Your task =
Leave out the pictures and return every entry exactly as it appears.

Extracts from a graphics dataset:
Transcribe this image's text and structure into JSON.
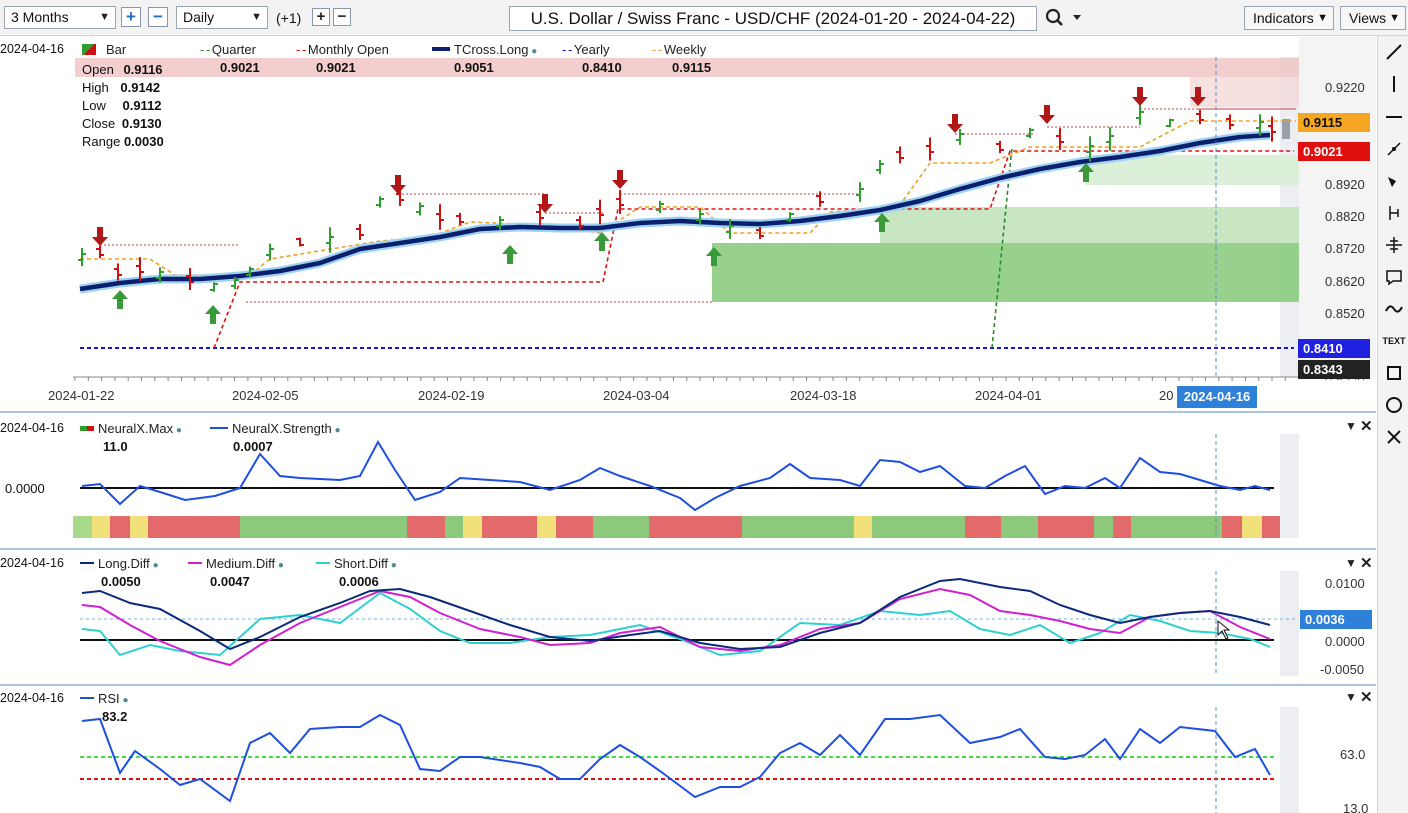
{
  "toolbar": {
    "range": "3 Months",
    "interval": "Daily",
    "offset": "(+1)",
    "title": "U.S. Dollar / Swiss Franc - USD/CHF (2024-01-20 - 2024-04-22)",
    "indicators": "Indicators",
    "views": "Views"
  },
  "price_pane": {
    "date": "2024-04-16",
    "ohlc": {
      "open_label": "Open",
      "open": "0.9116",
      "high_label": "High",
      "high": "0.9142",
      "low_label": "Low",
      "low": "0.9112",
      "close_label": "Close",
      "close": "0.9130",
      "range_label": "Range",
      "range": "0.0030"
    },
    "legend": [
      {
        "name": "Bar",
        "value": "",
        "color": "#2f9e2f"
      },
      {
        "name": "Quarter",
        "value": "0.9021",
        "color": "#2a8a2a"
      },
      {
        "name": "Monthly Open",
        "value": "0.9021",
        "color": "#e01010"
      },
      {
        "name": "TCross.Long",
        "value": "0.9051",
        "color": "#0a1f6e"
      },
      {
        "name": "Yearly",
        "value": "0.8410",
        "color": "#1515d0"
      },
      {
        "name": "Weekly",
        "value": "0.9115",
        "color": "#f0a020"
      }
    ],
    "axis": [
      "0.9220",
      "0.8920",
      "0.8820",
      "0.8720",
      "0.8620",
      "0.8520"
    ],
    "tags": {
      "weekly": "0.9115",
      "monthly": "0.9021",
      "yearly": "0.8410",
      "low": "0.8343",
      "cut": "0.8320"
    },
    "dates": [
      "2024-01-22",
      "2024-02-05",
      "2024-02-19",
      "2024-03-04",
      "2024-03-18",
      "2024-04-01",
      "20"
    ],
    "cursor_date": "2024-04-16"
  },
  "neuralx_pane": {
    "date": "2024-04-16",
    "legend": [
      {
        "name": "NeuralX.Max",
        "value": "11.0"
      },
      {
        "name": "NeuralX.Strength",
        "value": "0.0007"
      }
    ],
    "zero": "0.0000"
  },
  "diff_pane": {
    "date": "2024-04-16",
    "legend": [
      {
        "name": "Long.Diff",
        "value": "0.0050",
        "color": "#0a2a7a"
      },
      {
        "name": "Medium.Diff",
        "value": "0.0047",
        "color": "#d020d0"
      },
      {
        "name": "Short.Diff",
        "value": "0.0006",
        "color": "#30d0d0"
      }
    ],
    "axis": [
      "0.0100",
      "0.0000",
      "-0.0050"
    ],
    "tag": "0.0036"
  },
  "rsi_pane": {
    "date": "2024-04-16",
    "legend": [
      {
        "name": "RSI",
        "value": "83.2"
      }
    ],
    "axis": [
      "63.0",
      "13.0"
    ]
  },
  "right_tools": [
    "line-tool",
    "vertical-line-tool",
    "horizontal-line-tool",
    "pointer-tool",
    "brush-tool",
    "measure-tool",
    "crosshair-tool",
    "note-tool",
    "wave-tool",
    "text-tool",
    "rectangle-tool",
    "ellipse-tool",
    "close-tool"
  ],
  "right_tool_text": "TEXT"
}
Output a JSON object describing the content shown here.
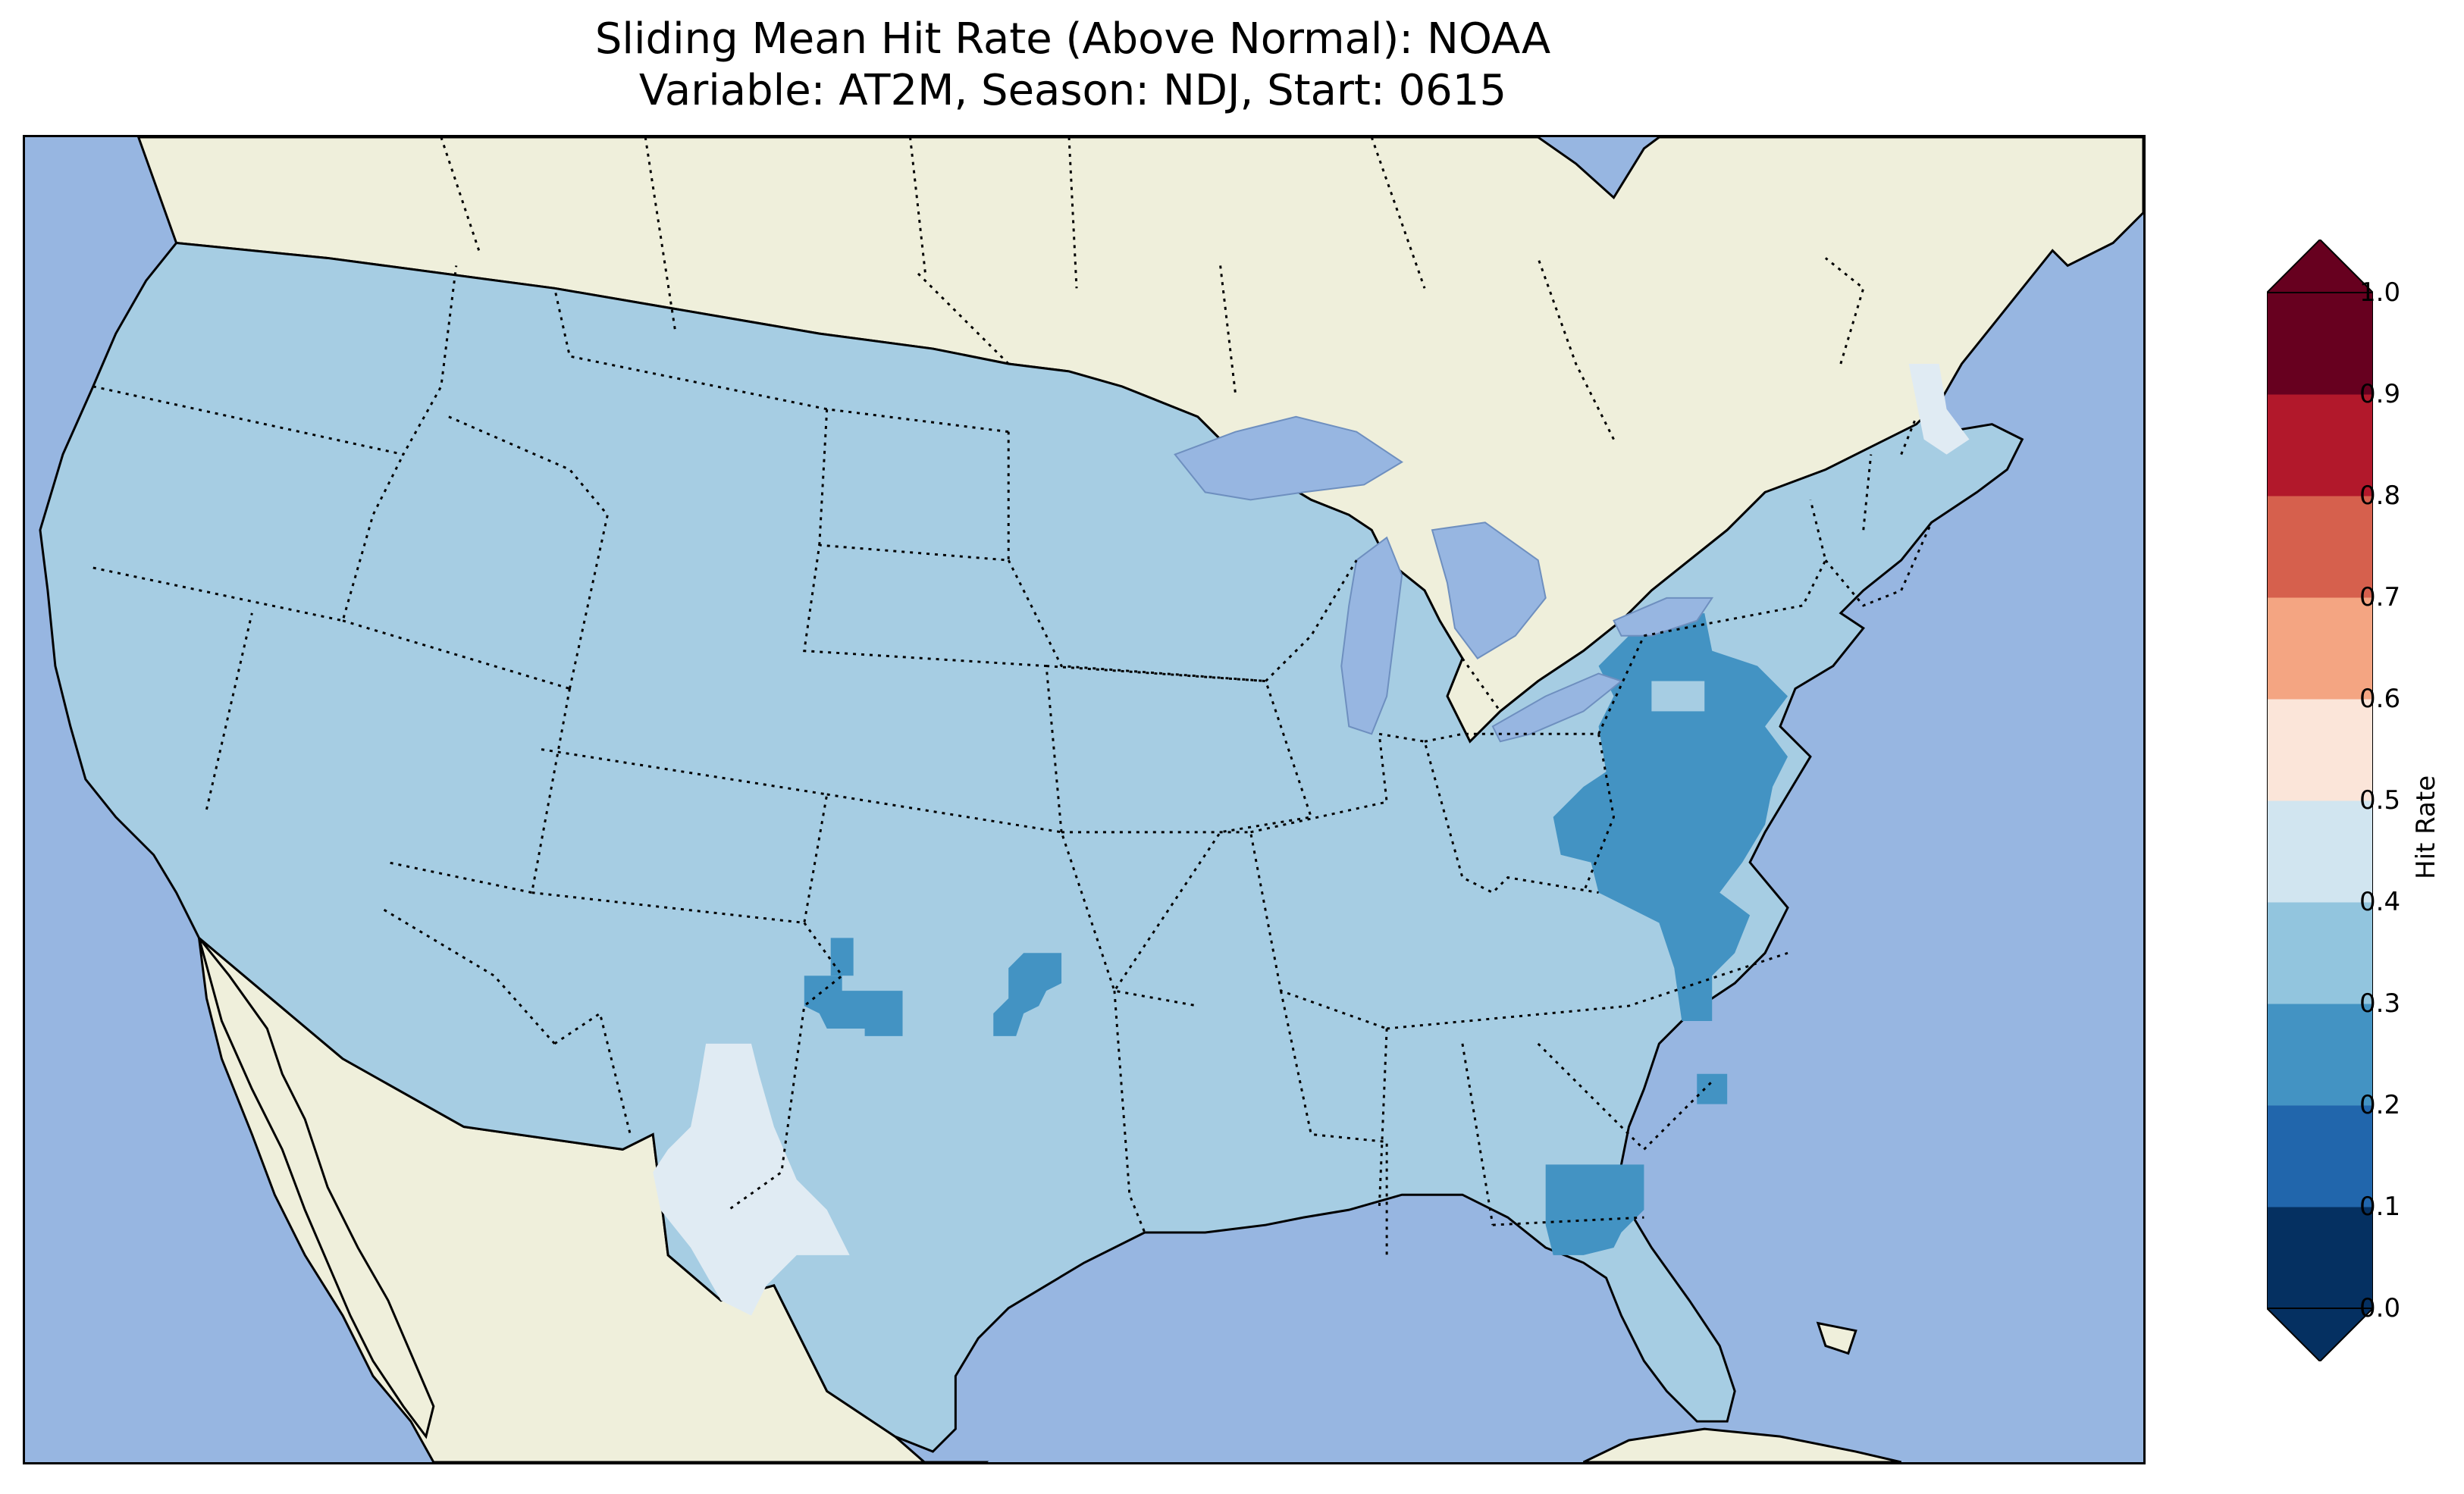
{
  "title": {
    "line1": "Sliding Mean Hit Rate (Above Normal): NOAA",
    "line2": "Variable: AT2M, Season: NDJ, Start: 0615"
  },
  "colors": {
    "ocean": "#97b6e1",
    "land_outside": "#efefdb",
    "lakes": "#97b6e1",
    "range_0.2_0.3": "#4393c3",
    "range_0.3_0.4": "#a6cde3",
    "range_0.4_0.5": "#e0ebf3"
  },
  "colorbar": {
    "label": "Hit Rate",
    "ticks": [
      "0.0",
      "0.1",
      "0.2",
      "0.3",
      "0.4",
      "0.5",
      "0.6",
      "0.7",
      "0.8",
      "0.9",
      "1.0"
    ],
    "bin_colors": [
      "#053061",
      "#2166ac",
      "#4393c3",
      "#92c5de",
      "#d1e5f0",
      "#fbe5d9",
      "#f4a582",
      "#d6604d",
      "#b2182b",
      "#67001f"
    ],
    "extend_low_color": "#053061",
    "extend_high_color": "#67001f"
  },
  "map": {
    "projection": "lambert-conformal",
    "region": "contiguous-united-states",
    "dominant_hit_rate_range": "0.3-0.4",
    "highlighted_regions": [
      {
        "area": "mid-atlantic-appalachians",
        "hit_rate_range": "0.2-0.3"
      },
      {
        "area": "eastern-carolinas",
        "hit_rate_range": "0.2-0.3"
      },
      {
        "area": "georgia-north-florida",
        "hit_rate_range": "0.2-0.3"
      },
      {
        "area": "texas-oklahoma-panhandle",
        "hit_rate_range": "0.2-0.3"
      },
      {
        "area": "central-oklahoma",
        "hit_rate_range": "0.2-0.3"
      },
      {
        "area": "west-texas-trans-pecos",
        "hit_rate_range": "0.4-0.5"
      },
      {
        "area": "northern-maine",
        "hit_rate_range": "0.4-0.5"
      }
    ]
  }
}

Right answer =
Transcribe this image's text and structure into JSON.
{
  "toolbar": {
    "range": "3 Months",
    "interval": "Daily",
    "offset": "(+1)",
    "title": "U.S. Dollar / Swiss Franc - USD/CHF (2024-01-20 - 2024-04-22)",
    "indicators": "Indicators",
    "views": "Views"
  },
  "price_pane": {
    "date": "2024-04-16",
    "ohlc": {
      "open_label": "Open",
      "open": "0.9116",
      "high_label": "High",
      "high": "0.9142",
      "low_label": "Low",
      "low": "0.9112",
      "close_label": "Close",
      "close": "0.9130",
      "range_label": "Range",
      "range": "0.0030"
    },
    "legend": [
      {
        "name": "Bar",
        "value": "",
        "color": "#2f9e2f"
      },
      {
        "name": "Quarter",
        "value": "0.9021",
        "color": "#2a8a2a"
      },
      {
        "name": "Monthly Open",
        "value": "0.9021",
        "color": "#e01010"
      },
      {
        "name": "TCross.Long",
        "value": "0.9051",
        "color": "#0a1f6e"
      },
      {
        "name": "Yearly",
        "value": "0.8410",
        "color": "#1515d0"
      },
      {
        "name": "Weekly",
        "value": "0.9115",
        "color": "#f0a020"
      }
    ],
    "axis": [
      "0.9220",
      "0.8920",
      "0.8820",
      "0.8720",
      "0.8620",
      "0.8520"
    ],
    "tags": {
      "weekly": "0.9115",
      "monthly": "0.9021",
      "yearly": "0.8410",
      "low": "0.8343",
      "cut": "0.8320"
    },
    "dates": [
      "2024-01-22",
      "2024-02-05",
      "2024-02-19",
      "2024-03-04",
      "2024-03-18",
      "2024-04-01",
      "20"
    ],
    "cursor_date": "2024-04-16"
  },
  "neuralx_pane": {
    "date": "2024-04-16",
    "legend": [
      {
        "name": "NeuralX.Max",
        "value": "11.0"
      },
      {
        "name": "NeuralX.Strength",
        "value": "0.0007"
      }
    ],
    "zero": "0.0000"
  },
  "diff_pane": {
    "date": "2024-04-16",
    "legend": [
      {
        "name": "Long.Diff",
        "value": "0.0050",
        "color": "#0a2a7a"
      },
      {
        "name": "Medium.Diff",
        "value": "0.0047",
        "color": "#d020d0"
      },
      {
        "name": "Short.Diff",
        "value": "0.0006",
        "color": "#30d0d0"
      }
    ],
    "axis": [
      "0.0100",
      "0.0000",
      "-0.0050"
    ],
    "tag": "0.0036"
  },
  "rsi_pane": {
    "date": "2024-04-16",
    "legend": [
      {
        "name": "RSI",
        "value": "83.2"
      }
    ],
    "axis": [
      "63.0",
      "13.0"
    ]
  },
  "right_tools": [
    "line-tool",
    "vertical-line-tool",
    "horizontal-line-tool",
    "pointer-tool",
    "brush-tool",
    "measure-tool",
    "crosshair-tool",
    "note-tool",
    "wave-tool",
    "text-tool",
    "rectangle-tool",
    "ellipse-tool",
    "close-tool"
  ],
  "right_tool_text": "TEXT"
}
Output a JSON object describing the content shown here.
{
  "title": {
    "line1": "Sliding Mean Hit Rate (Above Normal): NOAA",
    "line2": "Variable: AT2M, Season: NDJ, Start: 0615"
  },
  "colors": {
    "ocean": "#97b6e1",
    "land_outside": "#efefdb",
    "lakes": "#97b6e1",
    "range_0.2_0.3": "#4393c3",
    "range_0.3_0.4": "#a6cde3",
    "range_0.4_0.5": "#e0ebf3"
  },
  "colorbar": {
    "label": "Hit Rate",
    "ticks": [
      "0.0",
      "0.1",
      "0.2",
      "0.3",
      "0.4",
      "0.5",
      "0.6",
      "0.7",
      "0.8",
      "0.9",
      "1.0"
    ],
    "bin_colors": [
      "#053061",
      "#2166ac",
      "#4393c3",
      "#92c5de",
      "#d1e5f0",
      "#fbe5d9",
      "#f4a582",
      "#d6604d",
      "#b2182b",
      "#67001f"
    ],
    "extend_low_color": "#053061",
    "extend_high_color": "#67001f"
  },
  "map": {
    "projection": "lambert-conformal",
    "region": "contiguous-united-states",
    "dominant_hit_rate_range": "0.3-0.4",
    "highlighted_regions": [
      {
        "area": "mid-atlantic-appalachians",
        "hit_rate_range": "0.2-0.3"
      },
      {
        "area": "eastern-carolinas",
        "hit_rate_range": "0.2-0.3"
      },
      {
        "area": "georgia-north-florida",
        "hit_rate_range": "0.2-0.3"
      },
      {
        "area": "texas-oklahoma-panhandle",
        "hit_rate_range": "0.2-0.3"
      },
      {
        "area": "central-oklahoma",
        "hit_rate_range": "0.2-0.3"
      },
      {
        "area": "west-texas-trans-pecos",
        "hit_rate_range": "0.4-0.5"
      },
      {
        "area": "northern-maine",
        "hit_rate_range": "0.4-0.5"
      }
    ]
  }
}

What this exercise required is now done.